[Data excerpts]
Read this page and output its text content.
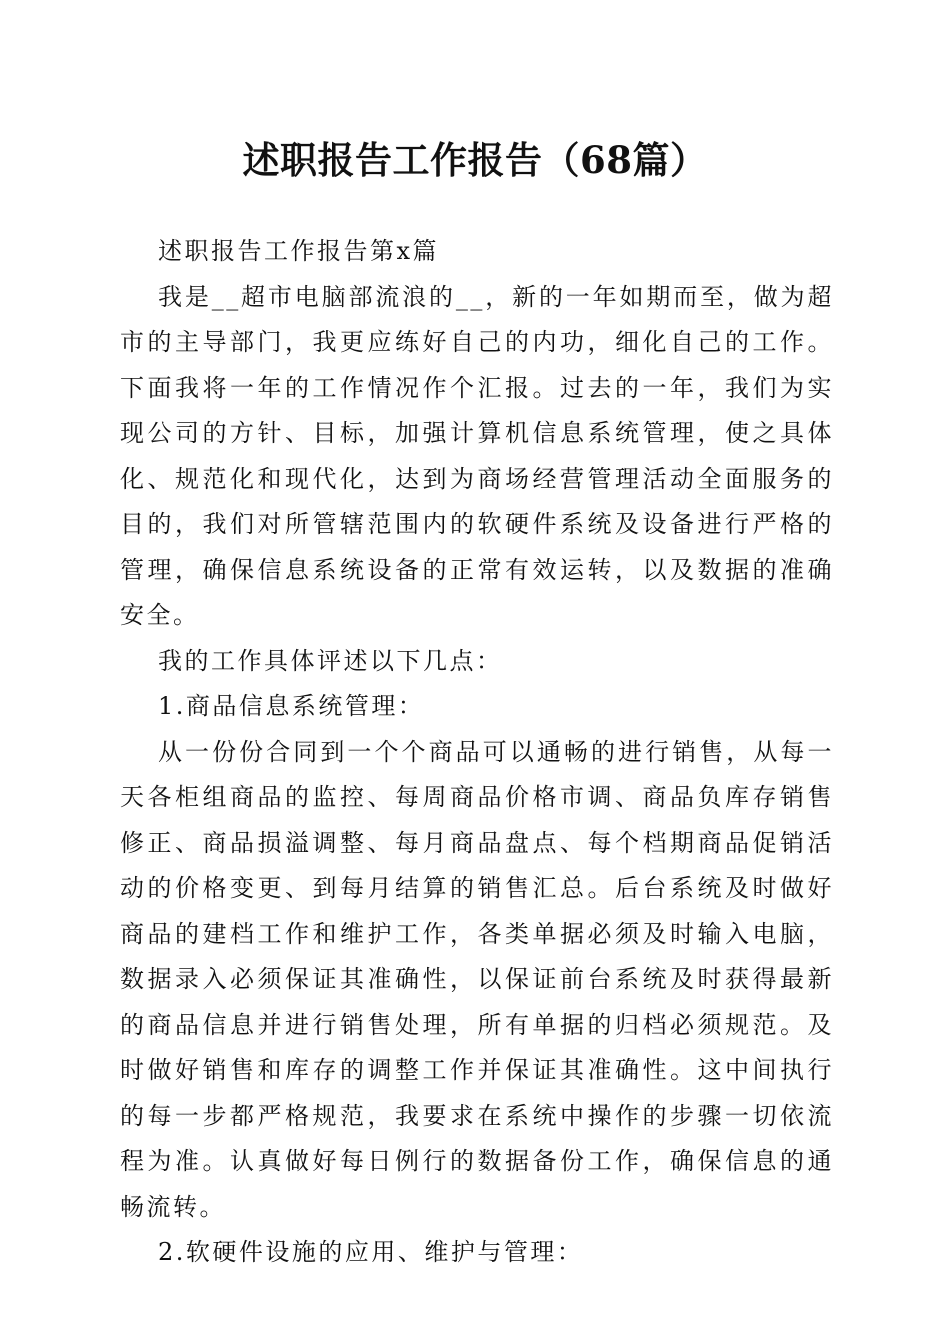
述职报告工作报告（68篇）

述职报告工作报告第x篇

我是__超市电脑部流浪的__，新的一年如期而至，做为超市的主导部门，我更应练好自己的内功，细化自己的工作。下面我将一年的工作情况作个汇报。过去的一年，我们为实现公司的方针、目标，加强计算机信息系统管理，使之具体化、规范化和现代化，达到为商场经营管理活动全面服务的目的，我们对所管辖范围内的软硬件系统及设备进行严格的管理，确保信息系统设备的正常有效运转，以及数据的准确安全。

我的工作具体评述以下几点：

1.商品信息系统管理：

从一份份合同到一个个商品可以通畅的进行销售，从每一天各柜组商品的监控、每周商品价格市调、商品负库存销售修正、商品损溢调整、每月商品盘点、每个档期商品促销活动的价格变更、到每月结算的销售汇总。后台系统及时做好商品的建档工作和维护工作，各类单据必须及时输入电脑，数据录入必须保证其准确性，以保证前台系统及时获得最新的商品信息并进行销售处理，所有单据的归档必须规范。及时做好销售和库存的调整工作并保证其准确性。这中间执行的每一步都严格规范，我要求在系统中操作的步骤一切依流程为准。认真做好每日例行的数据备份工作，确保信息的通畅流转。

2.软硬件设施的应用、维护与管理：
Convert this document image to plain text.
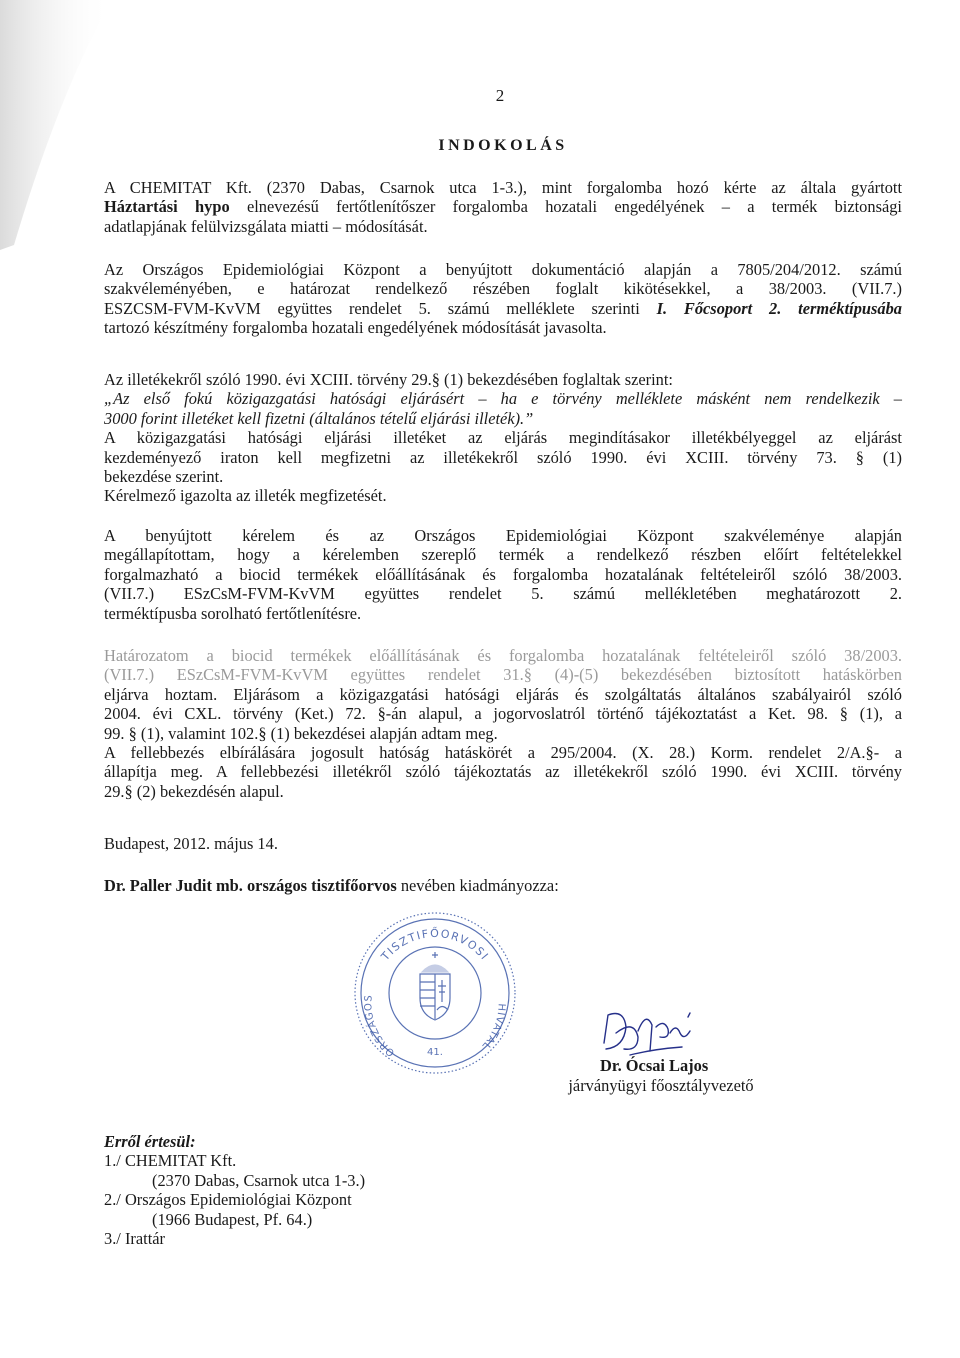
2
INDOKOLÁS
A CHEMITAT Kft. (2370 Dabas, Csarnok utca 1-3.), mint forgalomba hozó kérte az általa gyártott
Háztartási hypo elnevezésű fertőtlenítőszer forgalomba hozatali engedélyének – a termék biztonsági
adatlapjának felülvizsgálata miatti – módosítását.
Az Országos Epidemiológiai Központ a benyújtott dokumentáció alapján a 7805/204/2012. számú
szakvéleményében, e határozat rendelkező részében foglalt kikötésekkel, a 38/2003. (VII.7.)
ESZCSM-FVM-KvVM együttes rendelet 5. számú melléklete szerinti I. Főcsoport 2. terméktípusába
tartozó készítmény forgalomba hozatali engedélyének módosítását javasolta.
Az illetékekről szóló 1990. évi XCIII. törvény 29.§ (1) bekezdésében foglaltak szerint:
„Az első fokú közigazgatási hatósági eljárásért – ha e törvény melléklete másként nem rendelkezik –
3000 forint illetéket kell fizetni (általános tételű eljárási illeték).”
A közigazgatási hatósági eljárási illetéket az eljárás megindításakor illetékbélyeggel az eljárást
kezdeményező iraton kell megfizetni az illetékekről szóló 1990. évi XCIII. törvény 73. § (1)
bekezdése szerint.
Kérelmező igazolta az illeték megfizetését.
A benyújtott kérelem és az Országos Epidemiológiai Központ szakvéleménye alapján
megállapítottam, hogy a kérelemben szereplő termék a rendelkező részben előírt feltételekkel
forgalmazható a biocid termékek előállításának és forgalomba hozatalának feltételeiről szóló 38/2003.
(VII.7.) ESzCsM-FVM-KvVM együttes rendelet 5. számú mellékletében meghatározott 2.
terméktípusba sorolható fertőtlenítésre.
Határozatom a biocid termékek előállításának és forgalomba hozatalának feltételeiről szóló 38/2003.
(VII.7.) ESzCsM-FVM-KvVM együttes rendelet 31.§ (4)-(5) bekezdésében biztosított hatáskörben
eljárva hoztam. Eljárásom a közigazgatási hatósági eljárás és szolgáltatás általános szabályairól szóló
2004. évi CXL. törvény (Ket.) 72. §-án alapul, a jogorvoslatról történő tájékoztatást a Ket. 98. § (1), a
99. § (1), valamint 102.§ (1) bekezdései alapján adtam meg.
A fellebbezés elbírálására jogosult hatóság hatáskörét a 295/2004. (X. 28.) Korm. rendelet 2/A.§- a
állapítja meg. A fellebbezési illetékről szóló tájékoztatás az illetékekről szóló 1990. évi XCIII. törvény
29.§ (2) bekezdésén alapul.
Budapest, 2012. május 14.
Dr. Paller Judit mb. országos tisztifőorvos nevében kiadmányozza:
TISZTIFŐORVOSI
ORSZÁGOS
HIVATAL
41.
Dr. Ócsai Lajos
járványügyi főosztályvezető
Erről értesül:
1./ CHEMITAT Kft.
(2370 Dabas, Csarnok utca 1-3.)
2./ Országos Epidemiológiai Központ
(1966 Budapest, Pf. 64.)
3./ Irattár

→ **EXERCISE OBJECTIVE**
Tally the lines of the records holding the word "előállításának", then state only the tally.

→ **WRITTEN REPLY**
2